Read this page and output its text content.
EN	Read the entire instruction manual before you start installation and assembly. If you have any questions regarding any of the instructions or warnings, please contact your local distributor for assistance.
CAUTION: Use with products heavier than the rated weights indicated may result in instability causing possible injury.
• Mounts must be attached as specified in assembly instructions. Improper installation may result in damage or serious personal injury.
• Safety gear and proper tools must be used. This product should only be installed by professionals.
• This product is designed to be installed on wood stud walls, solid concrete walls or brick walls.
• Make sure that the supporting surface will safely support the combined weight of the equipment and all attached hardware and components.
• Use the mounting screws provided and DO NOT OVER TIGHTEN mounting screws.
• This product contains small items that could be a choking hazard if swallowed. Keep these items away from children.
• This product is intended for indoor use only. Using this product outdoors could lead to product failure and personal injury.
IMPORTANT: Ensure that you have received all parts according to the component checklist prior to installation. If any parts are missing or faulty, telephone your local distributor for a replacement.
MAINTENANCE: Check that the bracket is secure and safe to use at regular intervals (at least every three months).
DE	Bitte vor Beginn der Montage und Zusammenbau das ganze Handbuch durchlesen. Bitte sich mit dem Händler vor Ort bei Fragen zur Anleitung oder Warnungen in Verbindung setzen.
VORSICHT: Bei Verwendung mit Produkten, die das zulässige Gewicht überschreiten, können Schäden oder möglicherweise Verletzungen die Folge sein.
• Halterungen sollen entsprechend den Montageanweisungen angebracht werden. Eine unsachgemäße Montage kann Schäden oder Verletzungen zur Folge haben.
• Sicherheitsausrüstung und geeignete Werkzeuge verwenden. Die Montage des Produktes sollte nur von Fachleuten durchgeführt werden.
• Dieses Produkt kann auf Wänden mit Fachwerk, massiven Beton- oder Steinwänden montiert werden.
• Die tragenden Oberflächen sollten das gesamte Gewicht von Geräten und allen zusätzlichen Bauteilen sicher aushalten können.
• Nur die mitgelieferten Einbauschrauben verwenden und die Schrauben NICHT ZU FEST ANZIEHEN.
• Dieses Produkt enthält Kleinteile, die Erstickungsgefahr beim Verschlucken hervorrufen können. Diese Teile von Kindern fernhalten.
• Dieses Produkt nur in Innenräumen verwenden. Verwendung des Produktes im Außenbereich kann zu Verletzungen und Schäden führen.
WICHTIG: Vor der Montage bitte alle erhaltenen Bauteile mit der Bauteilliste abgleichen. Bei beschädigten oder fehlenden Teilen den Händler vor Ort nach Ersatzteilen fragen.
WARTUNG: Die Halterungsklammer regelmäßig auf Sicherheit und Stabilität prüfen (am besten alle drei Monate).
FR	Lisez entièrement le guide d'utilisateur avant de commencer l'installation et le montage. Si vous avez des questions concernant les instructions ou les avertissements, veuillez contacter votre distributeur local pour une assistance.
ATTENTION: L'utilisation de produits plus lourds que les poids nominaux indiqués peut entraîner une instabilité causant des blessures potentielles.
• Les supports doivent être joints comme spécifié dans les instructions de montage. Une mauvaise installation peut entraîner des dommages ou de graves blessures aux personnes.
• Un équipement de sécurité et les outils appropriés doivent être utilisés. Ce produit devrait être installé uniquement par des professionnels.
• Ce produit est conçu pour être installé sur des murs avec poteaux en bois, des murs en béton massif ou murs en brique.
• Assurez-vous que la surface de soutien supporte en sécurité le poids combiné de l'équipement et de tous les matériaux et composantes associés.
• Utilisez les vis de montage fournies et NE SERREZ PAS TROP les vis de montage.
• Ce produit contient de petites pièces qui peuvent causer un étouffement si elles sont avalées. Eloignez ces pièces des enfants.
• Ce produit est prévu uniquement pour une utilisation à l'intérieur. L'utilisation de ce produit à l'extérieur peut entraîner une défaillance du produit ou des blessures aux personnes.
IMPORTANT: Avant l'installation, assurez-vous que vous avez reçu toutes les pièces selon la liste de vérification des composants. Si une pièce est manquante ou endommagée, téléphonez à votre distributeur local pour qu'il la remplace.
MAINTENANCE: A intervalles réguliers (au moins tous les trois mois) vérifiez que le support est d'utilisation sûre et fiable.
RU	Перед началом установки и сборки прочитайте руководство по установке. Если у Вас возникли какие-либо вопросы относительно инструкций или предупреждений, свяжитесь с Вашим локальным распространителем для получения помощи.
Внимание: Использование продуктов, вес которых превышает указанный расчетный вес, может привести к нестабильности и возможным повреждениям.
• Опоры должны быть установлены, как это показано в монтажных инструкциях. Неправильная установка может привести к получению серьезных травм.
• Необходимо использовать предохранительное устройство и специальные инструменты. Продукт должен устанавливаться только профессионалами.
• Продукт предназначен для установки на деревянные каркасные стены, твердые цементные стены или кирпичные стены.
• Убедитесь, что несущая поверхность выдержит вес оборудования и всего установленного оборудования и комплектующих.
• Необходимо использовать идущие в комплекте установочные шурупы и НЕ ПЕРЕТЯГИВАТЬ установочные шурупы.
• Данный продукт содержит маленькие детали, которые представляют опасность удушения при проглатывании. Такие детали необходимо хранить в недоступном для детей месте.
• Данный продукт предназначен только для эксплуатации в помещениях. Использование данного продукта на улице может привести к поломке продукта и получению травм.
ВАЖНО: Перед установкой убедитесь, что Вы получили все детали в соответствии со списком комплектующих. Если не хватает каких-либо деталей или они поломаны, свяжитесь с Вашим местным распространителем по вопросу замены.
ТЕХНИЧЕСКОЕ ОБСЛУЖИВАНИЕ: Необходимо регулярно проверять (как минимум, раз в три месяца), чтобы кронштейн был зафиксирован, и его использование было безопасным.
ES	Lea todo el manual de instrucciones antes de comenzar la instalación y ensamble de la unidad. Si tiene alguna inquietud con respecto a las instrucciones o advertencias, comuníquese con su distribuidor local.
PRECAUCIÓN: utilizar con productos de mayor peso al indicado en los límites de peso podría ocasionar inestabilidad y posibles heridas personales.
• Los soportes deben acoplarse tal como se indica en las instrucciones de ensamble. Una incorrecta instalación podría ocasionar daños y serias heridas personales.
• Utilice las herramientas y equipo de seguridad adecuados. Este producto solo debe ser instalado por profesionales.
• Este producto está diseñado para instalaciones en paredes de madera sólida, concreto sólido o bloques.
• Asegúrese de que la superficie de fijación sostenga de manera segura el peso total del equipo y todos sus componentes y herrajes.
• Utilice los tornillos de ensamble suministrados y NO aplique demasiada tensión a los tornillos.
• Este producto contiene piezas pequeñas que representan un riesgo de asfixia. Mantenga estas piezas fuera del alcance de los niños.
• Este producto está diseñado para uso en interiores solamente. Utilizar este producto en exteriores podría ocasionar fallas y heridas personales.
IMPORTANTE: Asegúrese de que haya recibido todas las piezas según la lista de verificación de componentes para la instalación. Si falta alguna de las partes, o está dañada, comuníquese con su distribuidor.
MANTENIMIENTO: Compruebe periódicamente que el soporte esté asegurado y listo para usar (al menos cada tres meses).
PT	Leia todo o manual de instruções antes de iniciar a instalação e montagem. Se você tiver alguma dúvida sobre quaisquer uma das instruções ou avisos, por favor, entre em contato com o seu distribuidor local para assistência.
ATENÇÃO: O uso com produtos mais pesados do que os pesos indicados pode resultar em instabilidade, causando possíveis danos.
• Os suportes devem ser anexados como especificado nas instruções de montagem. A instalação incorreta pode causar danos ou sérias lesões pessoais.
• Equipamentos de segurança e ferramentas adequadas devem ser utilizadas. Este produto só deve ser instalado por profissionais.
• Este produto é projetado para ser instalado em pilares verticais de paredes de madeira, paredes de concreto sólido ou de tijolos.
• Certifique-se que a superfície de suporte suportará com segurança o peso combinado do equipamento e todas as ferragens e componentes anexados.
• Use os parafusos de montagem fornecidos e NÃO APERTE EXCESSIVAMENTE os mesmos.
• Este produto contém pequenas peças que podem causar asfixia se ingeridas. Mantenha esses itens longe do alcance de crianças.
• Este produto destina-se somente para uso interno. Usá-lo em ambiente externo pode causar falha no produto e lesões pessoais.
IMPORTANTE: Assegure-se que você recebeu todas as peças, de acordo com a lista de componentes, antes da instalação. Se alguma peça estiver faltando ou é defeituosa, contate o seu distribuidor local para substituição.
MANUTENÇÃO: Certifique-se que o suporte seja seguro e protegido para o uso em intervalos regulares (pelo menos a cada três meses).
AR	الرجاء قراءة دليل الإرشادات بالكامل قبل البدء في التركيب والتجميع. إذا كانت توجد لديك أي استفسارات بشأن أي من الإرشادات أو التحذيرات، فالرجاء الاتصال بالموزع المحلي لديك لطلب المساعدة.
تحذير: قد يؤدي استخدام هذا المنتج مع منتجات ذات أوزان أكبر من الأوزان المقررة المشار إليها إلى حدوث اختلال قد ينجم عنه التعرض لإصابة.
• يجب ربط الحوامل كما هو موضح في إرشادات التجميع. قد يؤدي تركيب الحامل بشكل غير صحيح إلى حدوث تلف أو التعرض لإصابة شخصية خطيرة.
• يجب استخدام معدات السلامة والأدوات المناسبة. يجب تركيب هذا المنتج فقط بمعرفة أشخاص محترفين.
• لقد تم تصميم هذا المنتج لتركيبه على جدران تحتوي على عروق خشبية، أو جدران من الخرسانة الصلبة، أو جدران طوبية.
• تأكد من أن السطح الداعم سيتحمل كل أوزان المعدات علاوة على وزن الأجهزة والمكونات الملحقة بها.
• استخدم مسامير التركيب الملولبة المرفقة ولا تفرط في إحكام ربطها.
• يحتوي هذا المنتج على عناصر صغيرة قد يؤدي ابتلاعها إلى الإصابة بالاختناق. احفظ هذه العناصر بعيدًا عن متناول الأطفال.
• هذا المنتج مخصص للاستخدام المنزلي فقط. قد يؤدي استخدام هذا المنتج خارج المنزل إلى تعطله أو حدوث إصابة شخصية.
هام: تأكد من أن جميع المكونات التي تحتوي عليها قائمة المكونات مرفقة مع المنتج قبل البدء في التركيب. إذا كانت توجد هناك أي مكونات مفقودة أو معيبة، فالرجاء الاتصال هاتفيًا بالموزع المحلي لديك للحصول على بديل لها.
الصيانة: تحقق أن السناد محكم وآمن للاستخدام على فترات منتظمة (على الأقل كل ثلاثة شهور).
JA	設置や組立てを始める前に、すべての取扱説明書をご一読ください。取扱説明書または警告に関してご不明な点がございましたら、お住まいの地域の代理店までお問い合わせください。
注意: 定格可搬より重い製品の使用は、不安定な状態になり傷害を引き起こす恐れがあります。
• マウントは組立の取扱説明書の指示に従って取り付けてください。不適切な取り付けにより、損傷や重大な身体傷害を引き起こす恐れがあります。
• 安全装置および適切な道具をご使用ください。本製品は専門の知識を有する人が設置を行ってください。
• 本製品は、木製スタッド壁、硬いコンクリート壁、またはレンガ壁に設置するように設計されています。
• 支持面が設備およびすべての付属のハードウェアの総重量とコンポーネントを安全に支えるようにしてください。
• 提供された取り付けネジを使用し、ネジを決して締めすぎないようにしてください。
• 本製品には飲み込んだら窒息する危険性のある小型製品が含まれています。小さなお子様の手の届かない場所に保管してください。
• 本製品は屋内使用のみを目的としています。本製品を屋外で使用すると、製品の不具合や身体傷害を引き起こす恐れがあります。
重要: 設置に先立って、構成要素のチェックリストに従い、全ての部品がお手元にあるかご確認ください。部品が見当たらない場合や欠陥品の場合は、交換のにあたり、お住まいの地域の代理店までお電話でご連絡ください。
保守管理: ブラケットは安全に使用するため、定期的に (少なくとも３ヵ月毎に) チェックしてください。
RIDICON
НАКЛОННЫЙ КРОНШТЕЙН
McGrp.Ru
━━━━━━
_Exercise prompt_:
Write down every line of the data above that includes the string "installed".

_Result_:
• Safety gear and proper tools must be used. This product should only be installed by professionals.
• This product is designed to be installed on wood stud walls, solid concrete walls or brick walls.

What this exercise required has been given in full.